## [To be done]
Quote every line of the material beneath this one.

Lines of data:
^^^^^^^^^^^^^^^^

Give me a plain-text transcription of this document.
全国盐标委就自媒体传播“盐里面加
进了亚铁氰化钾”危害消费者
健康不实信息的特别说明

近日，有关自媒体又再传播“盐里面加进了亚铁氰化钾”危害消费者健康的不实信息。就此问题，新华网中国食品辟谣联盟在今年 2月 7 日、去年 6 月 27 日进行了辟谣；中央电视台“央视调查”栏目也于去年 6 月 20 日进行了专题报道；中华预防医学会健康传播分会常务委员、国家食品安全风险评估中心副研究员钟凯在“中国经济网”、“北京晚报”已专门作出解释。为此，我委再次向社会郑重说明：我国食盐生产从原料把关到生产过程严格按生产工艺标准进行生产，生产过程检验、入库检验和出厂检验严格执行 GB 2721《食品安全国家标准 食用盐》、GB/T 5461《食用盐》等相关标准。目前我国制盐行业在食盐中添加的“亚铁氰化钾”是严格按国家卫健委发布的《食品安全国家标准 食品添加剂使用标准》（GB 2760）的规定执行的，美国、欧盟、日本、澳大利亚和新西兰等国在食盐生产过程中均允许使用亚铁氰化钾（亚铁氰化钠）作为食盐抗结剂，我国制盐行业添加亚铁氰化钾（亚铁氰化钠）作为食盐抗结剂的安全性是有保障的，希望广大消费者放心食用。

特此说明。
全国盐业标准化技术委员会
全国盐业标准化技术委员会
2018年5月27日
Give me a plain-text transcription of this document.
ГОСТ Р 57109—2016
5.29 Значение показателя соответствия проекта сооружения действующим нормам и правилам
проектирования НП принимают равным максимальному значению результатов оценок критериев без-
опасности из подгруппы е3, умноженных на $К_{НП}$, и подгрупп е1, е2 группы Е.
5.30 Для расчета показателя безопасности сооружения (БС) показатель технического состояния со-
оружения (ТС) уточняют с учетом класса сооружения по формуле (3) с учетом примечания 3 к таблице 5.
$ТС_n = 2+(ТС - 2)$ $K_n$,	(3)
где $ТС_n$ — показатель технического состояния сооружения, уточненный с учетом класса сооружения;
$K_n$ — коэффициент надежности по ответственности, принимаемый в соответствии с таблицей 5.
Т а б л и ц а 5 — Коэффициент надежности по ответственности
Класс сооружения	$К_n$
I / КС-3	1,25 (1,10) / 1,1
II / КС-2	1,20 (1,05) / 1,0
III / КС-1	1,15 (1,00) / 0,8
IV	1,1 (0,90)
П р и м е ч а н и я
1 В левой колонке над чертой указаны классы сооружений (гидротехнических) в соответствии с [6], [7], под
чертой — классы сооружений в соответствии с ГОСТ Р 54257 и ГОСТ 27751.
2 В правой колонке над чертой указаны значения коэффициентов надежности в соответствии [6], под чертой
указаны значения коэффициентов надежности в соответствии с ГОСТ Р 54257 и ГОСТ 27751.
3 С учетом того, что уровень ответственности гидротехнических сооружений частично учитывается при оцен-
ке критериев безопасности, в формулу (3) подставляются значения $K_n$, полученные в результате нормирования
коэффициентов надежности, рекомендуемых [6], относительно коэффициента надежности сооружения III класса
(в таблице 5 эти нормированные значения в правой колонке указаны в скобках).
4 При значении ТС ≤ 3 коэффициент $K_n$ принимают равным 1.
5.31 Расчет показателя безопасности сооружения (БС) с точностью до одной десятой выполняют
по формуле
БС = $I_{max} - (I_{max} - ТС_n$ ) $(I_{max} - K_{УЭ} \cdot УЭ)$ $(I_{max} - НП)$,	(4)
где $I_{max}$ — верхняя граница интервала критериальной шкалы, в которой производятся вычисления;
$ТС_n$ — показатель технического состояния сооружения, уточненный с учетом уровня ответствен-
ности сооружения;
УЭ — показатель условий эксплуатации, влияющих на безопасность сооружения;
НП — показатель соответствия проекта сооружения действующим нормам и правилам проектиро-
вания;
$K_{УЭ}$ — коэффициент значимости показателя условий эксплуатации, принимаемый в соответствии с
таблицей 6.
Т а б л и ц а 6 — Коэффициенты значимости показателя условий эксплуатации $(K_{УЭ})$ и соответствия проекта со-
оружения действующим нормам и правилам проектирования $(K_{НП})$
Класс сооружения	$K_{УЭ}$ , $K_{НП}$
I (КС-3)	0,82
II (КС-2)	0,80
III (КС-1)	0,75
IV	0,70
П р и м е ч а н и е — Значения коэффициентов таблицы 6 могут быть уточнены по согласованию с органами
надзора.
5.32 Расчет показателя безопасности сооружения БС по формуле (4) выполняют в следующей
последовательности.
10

^^^^^^^^^^^^^^^^

## [Solved problem]
Give me a plain-text transcription of this document.
全国盐标委就自媒体传播“盐里面加
进了亚铁氰化钾”危害消费者
健康不实信息的特别说明

近日，有关自媒体又再传播“盐里面加进了亚铁氰化钾”危害消费者健康的不实信息。就此问题，新华网中国食品辟谣联盟在今年 2月 7 日、去年 6 月 27 日进行了辟谣；中央电视台“央视调查”栏目也于去年 6 月 20 日进行了专题报道；中华预防医学会健康传播分会常务委员、国家食品安全风险评估中心副研究员钟凯在“中国经济网”、“北京晚报”已专门作出解释。为此，我委再次向社会郑重说明：我国食盐生产从原料把关到生产过程严格按生产工艺标准进行生产，生产过程检验、入库检验和出厂检验严格执行 GB 2721《食品安全国家标准 食用盐》、GB/T 5461《食用盐》等相关标准。目前我国制盐行业在食盐中添加的“亚铁氰化钾”是严格按国家卫健委发布的《食品安全国家标准 食品添加剂使用标准》（GB 2760）的规定执行的，美国、欧盟、日本、澳大利亚和新西兰等国在食盐生产过程中均允许使用亚铁氰化钾（亚铁氰化钠）作为食盐抗结剂，我国制盐行业添加亚铁氰化钾（亚铁氰化钠）作为食盐抗结剂的安全性是有保障的，希望广大消费者放心食用。

特此说明。
全国盐业标准化技术委员会
全国盐业标准化技术委员会
2018年5月27日
Give me a plain-text transcription of this document.
ГОСТ Р 57109—2016
5.29 Значение показателя соответствия проекта сооружения действующим нормам и правилам
проектирования НП принимают равным максимальному значению результатов оценок критериев без-
опасности из подгруппы е3, умноженных на $К_{НП}$, и подгрупп е1, е2 группы Е.
5.30 Для расчета показателя безопасности сооружения (БС) показатель технического состояния со-
оружения (ТС) уточняют с учетом класса сооружения по формуле (3) с учетом примечания 3 к таблице 5.
$ТС_n = 2+(ТС - 2)$ $K_n$,	(3)
где $ТС_n$ — показатель технического состояния сооружения, уточненный с учетом класса сооружения;
$K_n$ — коэффициент надежности по ответственности, принимаемый в соответствии с таблицей 5.
Т а б л и ц а 5 — Коэффициент надежности по ответственности
Класс сооружения	$К_n$
I / КС-3	1,25 (1,10) / 1,1
II / КС-2	1,20 (1,05) / 1,0
III / КС-1	1,15 (1,00) / 0,8
IV	1,1 (0,90)
П р и м е ч а н и я
1 В левой колонке над чертой указаны классы сооружений (гидротехнических) в соответствии с [6], [7], под
чертой — классы сооружений в соответствии с ГОСТ Р 54257 и ГОСТ 27751.
2 В правой колонке над чертой указаны значения коэффициентов надежности в соответствии [6], под чертой
указаны значения коэффициентов надежности в соответствии с ГОСТ Р 54257 и ГОСТ 27751.
3 С учетом того, что уровень ответственности гидротехнических сооружений частично учитывается при оцен-
ке критериев безопасности, в формулу (3) подставляются значения $K_n$, полученные в результате нормирования
коэффициентов надежности, рекомендуемых [6], относительно коэффициента надежности сооружения III класса
(в таблице 5 эти нормированные значения в правой колонке указаны в скобках).
4 При значении ТС ≤ 3 коэффициент $K_n$ принимают равным 1.
5.31 Расчет показателя безопасности сооружения (БС) с точностью до одной десятой выполняют
по формуле
БС = $I_{max} - (I_{max} - ТС_n$ ) $(I_{max} - K_{УЭ} \cdot УЭ)$ $(I_{max} - НП)$,	(4)
где $I_{max}$ — верхняя граница интервала критериальной шкалы, в которой производятся вычисления;
$ТС_n$ — показатель технического состояния сооружения, уточненный с учетом уровня ответствен-
ности сооружения;
УЭ — показатель условий эксплуатации, влияющих на безопасность сооружения;
НП — показатель соответствия проекта сооружения действующим нормам и правилам проектиро-
вания;
$K_{УЭ}$ — коэффициент значимости показателя условий эксплуатации, принимаемый в соответствии с
таблицей 6.
Т а б л и ц а 6 — Коэффициенты значимости показателя условий эксплуатации $(K_{УЭ})$ и соответствия проекта со-
оружения действующим нормам и правилам проектирования $(K_{НП})$
Класс сооружения	$K_{УЭ}$ , $K_{НП}$
I (КС-3)	0,82
II (КС-2)	0,80
III (КС-1)	0,75
IV	0,70
П р и м е ч а н и е — Значения коэффициентов таблицы 6 могут быть уточнены по согласованию с органами
надзора.
5.32 Расчет показателя безопасности сооружения БС по формуле (4) выполняют в следующей
последовательности.
10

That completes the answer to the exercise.